- **Raw records**
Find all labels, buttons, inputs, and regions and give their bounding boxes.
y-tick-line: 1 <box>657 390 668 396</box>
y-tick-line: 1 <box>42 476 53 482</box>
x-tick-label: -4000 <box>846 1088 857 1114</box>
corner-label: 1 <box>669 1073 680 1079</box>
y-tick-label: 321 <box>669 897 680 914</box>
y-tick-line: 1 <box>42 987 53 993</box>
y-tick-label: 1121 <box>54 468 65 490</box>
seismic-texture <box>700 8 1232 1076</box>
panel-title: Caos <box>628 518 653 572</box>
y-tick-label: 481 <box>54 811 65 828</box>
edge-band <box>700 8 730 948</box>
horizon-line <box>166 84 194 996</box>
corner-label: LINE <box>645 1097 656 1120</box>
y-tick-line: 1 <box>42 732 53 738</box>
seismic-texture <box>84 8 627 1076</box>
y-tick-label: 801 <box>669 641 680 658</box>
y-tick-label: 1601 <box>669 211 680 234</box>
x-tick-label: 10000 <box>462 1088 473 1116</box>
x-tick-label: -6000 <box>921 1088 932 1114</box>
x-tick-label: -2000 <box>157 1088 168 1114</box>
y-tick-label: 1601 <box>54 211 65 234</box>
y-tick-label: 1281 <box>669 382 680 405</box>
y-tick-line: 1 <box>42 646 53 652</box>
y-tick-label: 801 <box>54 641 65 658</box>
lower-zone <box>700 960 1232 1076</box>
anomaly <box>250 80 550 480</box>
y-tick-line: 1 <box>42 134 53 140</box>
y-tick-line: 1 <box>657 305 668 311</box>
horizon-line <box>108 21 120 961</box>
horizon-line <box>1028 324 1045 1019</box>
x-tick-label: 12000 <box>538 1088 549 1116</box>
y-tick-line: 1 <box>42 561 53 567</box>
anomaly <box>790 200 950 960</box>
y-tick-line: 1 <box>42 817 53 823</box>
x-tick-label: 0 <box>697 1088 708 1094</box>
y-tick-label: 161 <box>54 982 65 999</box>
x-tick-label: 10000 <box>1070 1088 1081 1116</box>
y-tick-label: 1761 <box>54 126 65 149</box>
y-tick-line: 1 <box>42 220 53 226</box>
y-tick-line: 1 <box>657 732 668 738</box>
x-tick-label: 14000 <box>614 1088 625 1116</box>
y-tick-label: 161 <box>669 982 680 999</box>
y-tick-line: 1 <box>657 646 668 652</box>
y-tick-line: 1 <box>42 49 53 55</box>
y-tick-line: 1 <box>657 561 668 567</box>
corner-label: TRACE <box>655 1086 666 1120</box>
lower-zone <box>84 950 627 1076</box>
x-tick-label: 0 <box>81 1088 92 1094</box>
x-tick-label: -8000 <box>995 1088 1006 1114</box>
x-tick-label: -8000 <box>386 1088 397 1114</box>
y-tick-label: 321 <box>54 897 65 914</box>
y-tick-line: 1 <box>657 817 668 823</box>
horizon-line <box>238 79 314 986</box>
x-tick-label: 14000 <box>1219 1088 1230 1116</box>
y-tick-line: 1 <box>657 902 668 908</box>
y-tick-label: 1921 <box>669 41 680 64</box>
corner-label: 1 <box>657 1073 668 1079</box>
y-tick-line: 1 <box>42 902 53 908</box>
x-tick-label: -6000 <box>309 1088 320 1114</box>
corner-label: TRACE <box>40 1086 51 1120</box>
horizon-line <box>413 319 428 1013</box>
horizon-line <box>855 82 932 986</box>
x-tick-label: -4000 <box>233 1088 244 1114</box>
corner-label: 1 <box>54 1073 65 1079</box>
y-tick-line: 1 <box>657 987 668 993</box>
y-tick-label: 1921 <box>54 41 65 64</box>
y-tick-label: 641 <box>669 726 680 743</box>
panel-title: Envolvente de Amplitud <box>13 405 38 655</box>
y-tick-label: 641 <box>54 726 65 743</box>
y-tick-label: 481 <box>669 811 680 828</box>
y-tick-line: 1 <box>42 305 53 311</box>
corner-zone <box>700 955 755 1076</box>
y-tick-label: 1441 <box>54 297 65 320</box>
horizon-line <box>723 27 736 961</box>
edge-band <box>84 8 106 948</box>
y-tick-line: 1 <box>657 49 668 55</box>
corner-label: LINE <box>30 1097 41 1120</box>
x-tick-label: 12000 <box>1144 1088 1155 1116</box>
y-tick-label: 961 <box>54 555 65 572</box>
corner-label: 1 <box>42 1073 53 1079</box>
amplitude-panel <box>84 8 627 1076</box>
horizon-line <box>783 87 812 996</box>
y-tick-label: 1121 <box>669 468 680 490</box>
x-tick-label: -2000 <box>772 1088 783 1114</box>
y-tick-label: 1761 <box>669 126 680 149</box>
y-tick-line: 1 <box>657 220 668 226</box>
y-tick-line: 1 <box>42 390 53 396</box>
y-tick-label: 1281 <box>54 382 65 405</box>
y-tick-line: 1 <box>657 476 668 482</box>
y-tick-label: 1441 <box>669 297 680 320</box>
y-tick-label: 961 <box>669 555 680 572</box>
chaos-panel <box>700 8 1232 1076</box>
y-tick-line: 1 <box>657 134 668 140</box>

- **Goal of the exercise**
Reproduce all of the records above verbatim, keeping every line unchanged.

- **Correct output**
Find all labels, buttons, inputs, and regions and give their bounding boxes.
y-tick-line: 1 <box>657 390 668 396</box>
y-tick-line: 1 <box>42 476 53 482</box>
x-tick-label: -4000 <box>846 1088 857 1114</box>
corner-label: 1 <box>669 1073 680 1079</box>
y-tick-label: 321 <box>669 897 680 914</box>
y-tick-line: 1 <box>42 987 53 993</box>
y-tick-label: 1121 <box>54 468 65 490</box>
seismic-texture <box>700 8 1232 1076</box>
panel-title: Caos <box>628 518 653 572</box>
y-tick-label: 481 <box>54 811 65 828</box>
edge-band <box>700 8 730 948</box>
horizon-line <box>166 84 194 996</box>
corner-label: LINE <box>645 1097 656 1120</box>
y-tick-line: 1 <box>42 732 53 738</box>
seismic-texture <box>84 8 627 1076</box>
y-tick-label: 801 <box>669 641 680 658</box>
y-tick-label: 1601 <box>669 211 680 234</box>
x-tick-label: 10000 <box>462 1088 473 1116</box>
x-tick-label: -6000 <box>921 1088 932 1114</box>
x-tick-label: -2000 <box>157 1088 168 1114</box>
y-tick-label: 1601 <box>54 211 65 234</box>
y-tick-label: 1281 <box>669 382 680 405</box>
y-tick-line: 1 <box>42 646 53 652</box>
y-tick-label: 801 <box>54 641 65 658</box>
lower-zone <box>700 960 1232 1076</box>
anomaly <box>250 80 550 480</box>
y-tick-line: 1 <box>42 134 53 140</box>
y-tick-line: 1 <box>657 305 668 311</box>
horizon-line <box>108 21 120 961</box>
horizon-line <box>1028 324 1045 1019</box>
x-tick-label: 12000 <box>538 1088 549 1116</box>
y-tick-line: 1 <box>42 561 53 567</box>
anomaly <box>790 200 950 960</box>
y-tick-line: 1 <box>42 817 53 823</box>
x-tick-label: 0 <box>697 1088 708 1094</box>
y-tick-label: 161 <box>54 982 65 999</box>
x-tick-label: 10000 <box>1070 1088 1081 1116</box>
y-tick-label: 1761 <box>54 126 65 149</box>
y-tick-line: 1 <box>42 220 53 226</box>
y-tick-line: 1 <box>657 732 668 738</box>
x-tick-label: 14000 <box>614 1088 625 1116</box>
y-tick-label: 161 <box>669 982 680 999</box>
y-tick-line: 1 <box>657 646 668 652</box>
y-tick-line: 1 <box>42 49 53 55</box>
y-tick-line: 1 <box>657 561 668 567</box>
corner-label: TRACE <box>655 1086 666 1120</box>
lower-zone <box>84 950 627 1076</box>
x-tick-label: 0 <box>81 1088 92 1094</box>
x-tick-label: -8000 <box>995 1088 1006 1114</box>
x-tick-label: -8000 <box>386 1088 397 1114</box>
y-tick-label: 321 <box>54 897 65 914</box>
y-tick-line: 1 <box>657 817 668 823</box>
horizon-line <box>238 79 314 986</box>
x-tick-label: 14000 <box>1219 1088 1230 1116</box>
y-tick-line: 1 <box>657 902 668 908</box>
y-tick-label: 1921 <box>669 41 680 64</box>
corner-label: 1 <box>657 1073 668 1079</box>
y-tick-line: 1 <box>42 902 53 908</box>
x-tick-label: -6000 <box>309 1088 320 1114</box>
corner-label: TRACE <box>40 1086 51 1120</box>
horizon-line <box>413 319 428 1013</box>
horizon-line <box>855 82 932 986</box>
x-tick-label: -4000 <box>233 1088 244 1114</box>
corner-label: 1 <box>54 1073 65 1079</box>
y-tick-line: 1 <box>657 987 668 993</box>
y-tick-label: 1921 <box>54 41 65 64</box>
y-tick-label: 641 <box>669 726 680 743</box>
panel-title: Envolvente de Amplitud <box>13 405 38 655</box>
y-tick-label: 641 <box>54 726 65 743</box>
y-tick-label: 481 <box>669 811 680 828</box>
y-tick-line: 1 <box>42 305 53 311</box>
corner-zone <box>700 955 755 1076</box>
y-tick-label: 1441 <box>54 297 65 320</box>
horizon-line <box>723 27 736 961</box>
edge-band <box>84 8 106 948</box>
y-tick-line: 1 <box>657 49 668 55</box>
corner-label: LINE <box>30 1097 41 1120</box>
x-tick-label: 12000 <box>1144 1088 1155 1116</box>
y-tick-label: 961 <box>54 555 65 572</box>
corner-label: 1 <box>42 1073 53 1079</box>
amplitude-panel <box>84 8 627 1076</box>
horizon-line <box>783 87 812 996</box>
y-tick-label: 1121 <box>669 468 680 490</box>
x-tick-label: -2000 <box>772 1088 783 1114</box>
y-tick-label: 1761 <box>669 126 680 149</box>
y-tick-line: 1 <box>657 220 668 226</box>
y-tick-line: 1 <box>42 390 53 396</box>
y-tick-label: 1281 <box>54 382 65 405</box>
y-tick-line: 1 <box>657 476 668 482</box>
y-tick-label: 1441 <box>669 297 680 320</box>
y-tick-label: 961 <box>669 555 680 572</box>
chaos-panel <box>700 8 1232 1076</box>
y-tick-line: 1 <box>657 134 668 140</box>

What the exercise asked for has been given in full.